Reproduce the material exactly, omitting nothing.

[Entries taken from a collection]
"""
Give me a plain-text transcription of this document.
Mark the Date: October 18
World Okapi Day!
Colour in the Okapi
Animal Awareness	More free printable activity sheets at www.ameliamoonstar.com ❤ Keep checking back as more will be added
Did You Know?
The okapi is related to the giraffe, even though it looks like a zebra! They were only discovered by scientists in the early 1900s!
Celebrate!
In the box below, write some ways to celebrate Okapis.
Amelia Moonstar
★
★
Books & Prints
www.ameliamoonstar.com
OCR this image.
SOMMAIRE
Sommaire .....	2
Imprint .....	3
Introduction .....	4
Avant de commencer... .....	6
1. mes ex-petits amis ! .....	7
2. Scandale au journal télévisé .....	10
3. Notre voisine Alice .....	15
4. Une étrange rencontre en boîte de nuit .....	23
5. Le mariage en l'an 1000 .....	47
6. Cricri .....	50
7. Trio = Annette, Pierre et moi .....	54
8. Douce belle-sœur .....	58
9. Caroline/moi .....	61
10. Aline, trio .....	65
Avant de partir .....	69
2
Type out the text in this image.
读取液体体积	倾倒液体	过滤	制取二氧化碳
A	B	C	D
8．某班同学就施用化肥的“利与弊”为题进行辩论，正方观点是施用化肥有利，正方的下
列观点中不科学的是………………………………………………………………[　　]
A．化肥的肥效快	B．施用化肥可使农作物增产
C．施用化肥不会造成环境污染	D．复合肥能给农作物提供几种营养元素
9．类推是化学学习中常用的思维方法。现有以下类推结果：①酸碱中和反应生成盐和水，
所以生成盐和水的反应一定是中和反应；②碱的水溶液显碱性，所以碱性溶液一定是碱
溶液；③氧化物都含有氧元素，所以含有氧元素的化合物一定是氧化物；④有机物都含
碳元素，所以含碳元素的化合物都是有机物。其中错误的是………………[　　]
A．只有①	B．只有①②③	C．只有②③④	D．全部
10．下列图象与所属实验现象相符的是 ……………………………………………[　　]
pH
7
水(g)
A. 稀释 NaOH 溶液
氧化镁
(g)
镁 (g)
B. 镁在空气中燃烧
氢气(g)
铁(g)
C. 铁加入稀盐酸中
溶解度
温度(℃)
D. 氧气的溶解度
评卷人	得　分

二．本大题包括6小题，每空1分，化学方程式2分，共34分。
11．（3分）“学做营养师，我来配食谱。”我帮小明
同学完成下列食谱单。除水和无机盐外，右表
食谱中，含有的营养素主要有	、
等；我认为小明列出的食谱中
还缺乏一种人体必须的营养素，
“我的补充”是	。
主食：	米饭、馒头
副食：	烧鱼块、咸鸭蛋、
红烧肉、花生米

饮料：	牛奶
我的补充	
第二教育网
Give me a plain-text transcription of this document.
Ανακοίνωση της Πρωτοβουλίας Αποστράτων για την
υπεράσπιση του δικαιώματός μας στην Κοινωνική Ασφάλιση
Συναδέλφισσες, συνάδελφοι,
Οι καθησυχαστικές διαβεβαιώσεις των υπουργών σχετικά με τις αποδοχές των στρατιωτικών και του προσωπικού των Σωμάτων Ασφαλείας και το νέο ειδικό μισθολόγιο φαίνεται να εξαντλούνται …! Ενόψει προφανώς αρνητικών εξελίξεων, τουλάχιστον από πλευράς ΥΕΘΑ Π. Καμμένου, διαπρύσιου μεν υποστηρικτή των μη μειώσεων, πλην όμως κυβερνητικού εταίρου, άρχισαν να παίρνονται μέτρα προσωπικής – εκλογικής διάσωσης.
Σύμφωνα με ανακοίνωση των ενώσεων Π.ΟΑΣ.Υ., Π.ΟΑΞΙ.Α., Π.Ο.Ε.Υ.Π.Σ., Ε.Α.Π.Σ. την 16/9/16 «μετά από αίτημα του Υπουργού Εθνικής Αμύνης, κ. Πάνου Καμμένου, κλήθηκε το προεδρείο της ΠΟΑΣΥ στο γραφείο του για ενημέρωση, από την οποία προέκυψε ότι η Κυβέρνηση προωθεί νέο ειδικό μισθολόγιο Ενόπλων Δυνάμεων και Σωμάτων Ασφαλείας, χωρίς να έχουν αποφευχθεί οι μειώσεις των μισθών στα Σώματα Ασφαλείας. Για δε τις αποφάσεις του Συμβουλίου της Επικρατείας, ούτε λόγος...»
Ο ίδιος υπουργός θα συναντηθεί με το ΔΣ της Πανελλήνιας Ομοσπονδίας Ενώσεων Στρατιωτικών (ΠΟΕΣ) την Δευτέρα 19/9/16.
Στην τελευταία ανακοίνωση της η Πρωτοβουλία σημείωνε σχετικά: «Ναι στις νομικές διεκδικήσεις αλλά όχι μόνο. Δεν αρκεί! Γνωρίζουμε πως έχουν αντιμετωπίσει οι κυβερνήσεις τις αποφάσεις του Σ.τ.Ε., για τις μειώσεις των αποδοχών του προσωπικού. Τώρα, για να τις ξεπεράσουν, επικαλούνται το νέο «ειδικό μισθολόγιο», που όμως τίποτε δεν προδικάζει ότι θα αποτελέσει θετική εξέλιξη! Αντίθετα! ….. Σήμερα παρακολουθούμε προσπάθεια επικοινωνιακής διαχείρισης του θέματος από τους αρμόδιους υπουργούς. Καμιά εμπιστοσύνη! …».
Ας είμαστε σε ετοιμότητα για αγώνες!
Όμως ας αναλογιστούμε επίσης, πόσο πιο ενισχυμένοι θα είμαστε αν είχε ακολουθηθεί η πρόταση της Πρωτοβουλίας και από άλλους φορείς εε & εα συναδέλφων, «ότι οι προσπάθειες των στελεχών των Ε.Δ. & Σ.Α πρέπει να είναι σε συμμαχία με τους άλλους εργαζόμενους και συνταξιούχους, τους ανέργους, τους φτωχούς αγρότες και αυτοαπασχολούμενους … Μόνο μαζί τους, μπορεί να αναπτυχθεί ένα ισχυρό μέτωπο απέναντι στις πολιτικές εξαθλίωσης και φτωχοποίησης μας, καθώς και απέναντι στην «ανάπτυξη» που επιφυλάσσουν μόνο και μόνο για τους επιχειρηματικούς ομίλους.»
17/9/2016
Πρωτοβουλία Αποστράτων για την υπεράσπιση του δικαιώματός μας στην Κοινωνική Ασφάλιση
"""
Completed exercise =
Give me a plain-text transcription of this document.
Mark the Date: October 18
World Okapi Day!
Colour in the Okapi
Animal Awareness	More free printable activity sheets at www.ameliamoonstar.com ❤ Keep checking back as more will be added
Did You Know?
The okapi is related to the giraffe, even though it looks like a zebra! They were only discovered by scientists in the early 1900s!
Celebrate!
In the box below, write some ways to celebrate Okapis.
Amelia Moonstar
★
★
Books & Prints
www.ameliamoonstar.com
OCR this image.
SOMMAIRE
Sommaire .....	2
Imprint .....	3
Introduction .....	4
Avant de commencer... .....	6
1. mes ex-petits amis ! .....	7
2. Scandale au journal télévisé .....	10
3. Notre voisine Alice .....	15
4. Une étrange rencontre en boîte de nuit .....	23
5. Le mariage en l'an 1000 .....	47
6. Cricri .....	50
7. Trio = Annette, Pierre et moi .....	54
8. Douce belle-sœur .....	58
9. Caroline/moi .....	61
10. Aline, trio .....	65
Avant de partir .....	69
2
Type out the text in this image.
读取液体体积	倾倒液体	过滤	制取二氧化碳
A	B	C	D
8．某班同学就施用化肥的“利与弊”为题进行辩论，正方观点是施用化肥有利，正方的下
列观点中不科学的是………………………………………………………………[　　]
A．化肥的肥效快	B．施用化肥可使农作物增产
C．施用化肥不会造成环境污染	D．复合肥能给农作物提供几种营养元素
9．类推是化学学习中常用的思维方法。现有以下类推结果：①酸碱中和反应生成盐和水，
所以生成盐和水的反应一定是中和反应；②碱的水溶液显碱性，所以碱性溶液一定是碱
溶液；③氧化物都含有氧元素，所以含有氧元素的化合物一定是氧化物；④有机物都含
碳元素，所以含碳元素的化合物都是有机物。其中错误的是………………[　　]
A．只有①	B．只有①②③	C．只有②③④	D．全部
10．下列图象与所属实验现象相符的是 ……………………………………………[　　]
pH
7
水(g)
A. 稀释 NaOH 溶液
氧化镁
(g)
镁 (g)
B. 镁在空气中燃烧
氢气(g)
铁(g)
C. 铁加入稀盐酸中
溶解度
温度(℃)
D. 氧气的溶解度
评卷人	得　分

二．本大题包括6小题，每空1分，化学方程式2分，共34分。
11．（3分）“学做营养师，我来配食谱。”我帮小明
同学完成下列食谱单。除水和无机盐外，右表
食谱中，含有的营养素主要有	、
等；我认为小明列出的食谱中
还缺乏一种人体必须的营养素，
“我的补充”是	。
主食：	米饭、馒头
副食：	烧鱼块、咸鸭蛋、
红烧肉、花生米

饮料：	牛奶
我的补充	
第二教育网
Give me a plain-text transcription of this document.
Ανακοίνωση της Πρωτοβουλίας Αποστράτων για την
υπεράσπιση του δικαιώματός μας στην Κοινωνική Ασφάλιση
Συναδέλφισσες, συνάδελφοι,
Οι καθησυχαστικές διαβεβαιώσεις των υπουργών σχετικά με τις αποδοχές των στρατιωτικών και του προσωπικού των Σωμάτων Ασφαλείας και το νέο ειδικό μισθολόγιο φαίνεται να εξαντλούνται …! Ενόψει προφανώς αρνητικών εξελίξεων, τουλάχιστον από πλευράς ΥΕΘΑ Π. Καμμένου, διαπρύσιου μεν υποστηρικτή των μη μειώσεων, πλην όμως κυβερνητικού εταίρου, άρχισαν να παίρνονται μέτρα προσωπικής – εκλογικής διάσωσης.
Σύμφωνα με ανακοίνωση των ενώσεων Π.ΟΑΣ.Υ., Π.ΟΑΞΙ.Α., Π.Ο.Ε.Υ.Π.Σ., Ε.Α.Π.Σ. την 16/9/16 «μετά από αίτημα του Υπουργού Εθνικής Αμύνης, κ. Πάνου Καμμένου, κλήθηκε το προεδρείο της ΠΟΑΣΥ στο γραφείο του για ενημέρωση, από την οποία προέκυψε ότι η Κυβέρνηση προωθεί νέο ειδικό μισθολόγιο Ενόπλων Δυνάμεων και Σωμάτων Ασφαλείας, χωρίς να έχουν αποφευχθεί οι μειώσεις των μισθών στα Σώματα Ασφαλείας. Για δε τις αποφάσεις του Συμβουλίου της Επικρατείας, ούτε λόγος...»
Ο ίδιος υπουργός θα συναντηθεί με το ΔΣ της Πανελλήνιας Ομοσπονδίας Ενώσεων Στρατιωτικών (ΠΟΕΣ) την Δευτέρα 19/9/16.
Στην τελευταία ανακοίνωση της η Πρωτοβουλία σημείωνε σχετικά: «Ναι στις νομικές διεκδικήσεις αλλά όχι μόνο. Δεν αρκεί! Γνωρίζουμε πως έχουν αντιμετωπίσει οι κυβερνήσεις τις αποφάσεις του Σ.τ.Ε., για τις μειώσεις των αποδοχών του προσωπικού. Τώρα, για να τις ξεπεράσουν, επικαλούνται το νέο «ειδικό μισθολόγιο», που όμως τίποτε δεν προδικάζει ότι θα αποτελέσει θετική εξέλιξη! Αντίθετα! ….. Σήμερα παρακολουθούμε προσπάθεια επικοινωνιακής διαχείρισης του θέματος από τους αρμόδιους υπουργούς. Καμιά εμπιστοσύνη! …».
Ας είμαστε σε ετοιμότητα για αγώνες!
Όμως ας αναλογιστούμε επίσης, πόσο πιο ενισχυμένοι θα είμαστε αν είχε ακολουθηθεί η πρόταση της Πρωτοβουλίας και από άλλους φορείς εε & εα συναδέλφων, «ότι οι προσπάθειες των στελεχών των Ε.Δ. & Σ.Α πρέπει να είναι σε συμμαχία με τους άλλους εργαζόμενους και συνταξιούχους, τους ανέργους, τους φτωχούς αγρότες και αυτοαπασχολούμενους … Μόνο μαζί τους, μπορεί να αναπτυχθεί ένα ισχυρό μέτωπο απέναντι στις πολιτικές εξαθλίωσης και φτωχοποίησης μας, καθώς και απέναντι στην «ανάπτυξη» που επιφυλάσσουν μόνο και μόνο για τους επιχειρηματικούς ομίλους.»
17/9/2016
Πρωτοβουλία Αποστράτων για την υπεράσπιση του δικαιώματός μας στην Κοινωνική Ασφάλιση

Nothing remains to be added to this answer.